Excerpted records »
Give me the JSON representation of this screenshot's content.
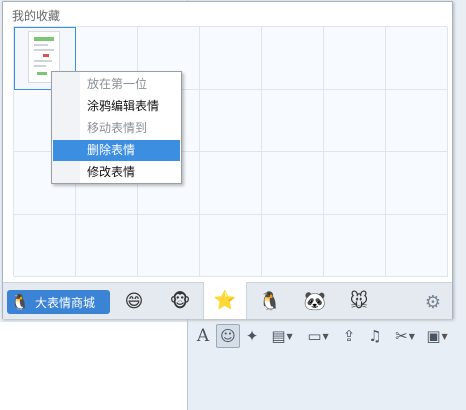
{
  "panel": {
    "title": "我的收藏"
  },
  "context_menu": {
    "items": [
      {
        "label": "放在第一位",
        "enabled": false,
        "highlighted": false
      },
      {
        "label": "涂鸦编辑表情",
        "enabled": true,
        "highlighted": false
      },
      {
        "label": "移动表情到",
        "enabled": false,
        "highlighted": false
      },
      {
        "label": "删除表情",
        "enabled": true,
        "highlighted": true
      },
      {
        "label": "修改表情",
        "enabled": true,
        "highlighted": false
      }
    ]
  },
  "bottom_bar": {
    "shop_button_label": "大表情商城",
    "tabs": [
      {
        "icon": "smiley-face-icon",
        "glyph": "😄"
      },
      {
        "icon": "monkey-face-icon",
        "glyph": "🐵"
      },
      {
        "icon": "star-favorites-icon",
        "glyph": "⭐",
        "active": true
      },
      {
        "icon": "penguin-face-icon",
        "glyph": "🐧"
      },
      {
        "icon": "panda-face-icon",
        "glyph": "🐼"
      },
      {
        "icon": "mouse-face-icon",
        "glyph": "🐭"
      }
    ],
    "settings_icon": "gear-icon"
  },
  "chat_toolbar": {
    "items": [
      {
        "icon": "font-icon",
        "glyph": "A"
      },
      {
        "icon": "emoji-icon",
        "glyph": "☺",
        "active": true
      },
      {
        "icon": "magic-wand-icon",
        "glyph": "✦"
      },
      {
        "icon": "gif-sticker-icon",
        "glyph": "▤",
        "dropdown": true
      },
      {
        "icon": "image-icon",
        "glyph": "▭",
        "dropdown": true
      },
      {
        "icon": "upload-icon",
        "glyph": "⇪"
      },
      {
        "icon": "music-icon",
        "glyph": "♫"
      },
      {
        "icon": "screenshot-scissors-icon",
        "glyph": "✂",
        "dropdown": true
      },
      {
        "icon": "message-record-icon",
        "glyph": "▣",
        "dropdown": true
      }
    ]
  },
  "colors": {
    "menu_highlight": "#3c8ee0",
    "shop_button": "#3b83d4",
    "selected_cell_border": "#3c8ede"
  }
}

Required task »
Return the material word for word. Pictures are not part of the copy.

The response »
Give me the JSON representation of this screenshot's content.
{
  "panel": {
    "title": "我的收藏"
  },
  "context_menu": {
    "items": [
      {
        "label": "放在第一位",
        "enabled": false,
        "highlighted": false
      },
      {
        "label": "涂鸦编辑表情",
        "enabled": true,
        "highlighted": false
      },
      {
        "label": "移动表情到",
        "enabled": false,
        "highlighted": false
      },
      {
        "label": "删除表情",
        "enabled": true,
        "highlighted": true
      },
      {
        "label": "修改表情",
        "enabled": true,
        "highlighted": false
      }
    ]
  },
  "bottom_bar": {
    "shop_button_label": "大表情商城",
    "tabs": [
      {
        "icon": "smiley-face-icon",
        "glyph": "😄"
      },
      {
        "icon": "monkey-face-icon",
        "glyph": "🐵"
      },
      {
        "icon": "star-favorites-icon",
        "glyph": "⭐",
        "active": true
      },
      {
        "icon": "penguin-face-icon",
        "glyph": "🐧"
      },
      {
        "icon": "panda-face-icon",
        "glyph": "🐼"
      },
      {
        "icon": "mouse-face-icon",
        "glyph": "🐭"
      }
    ],
    "settings_icon": "gear-icon"
  },
  "chat_toolbar": {
    "items": [
      {
        "icon": "font-icon",
        "glyph": "A"
      },
      {
        "icon": "emoji-icon",
        "glyph": "☺",
        "active": true
      },
      {
        "icon": "magic-wand-icon",
        "glyph": "✦"
      },
      {
        "icon": "gif-sticker-icon",
        "glyph": "▤",
        "dropdown": true
      },
      {
        "icon": "image-icon",
        "glyph": "▭",
        "dropdown": true
      },
      {
        "icon": "upload-icon",
        "glyph": "⇪"
      },
      {
        "icon": "music-icon",
        "glyph": "♫"
      },
      {
        "icon": "screenshot-scissors-icon",
        "glyph": "✂",
        "dropdown": true
      },
      {
        "icon": "message-record-icon",
        "glyph": "▣",
        "dropdown": true
      }
    ]
  },
  "colors": {
    "menu_highlight": "#3c8ee0",
    "shop_button": "#3b83d4",
    "selected_cell_border": "#3c8ede"
  }
}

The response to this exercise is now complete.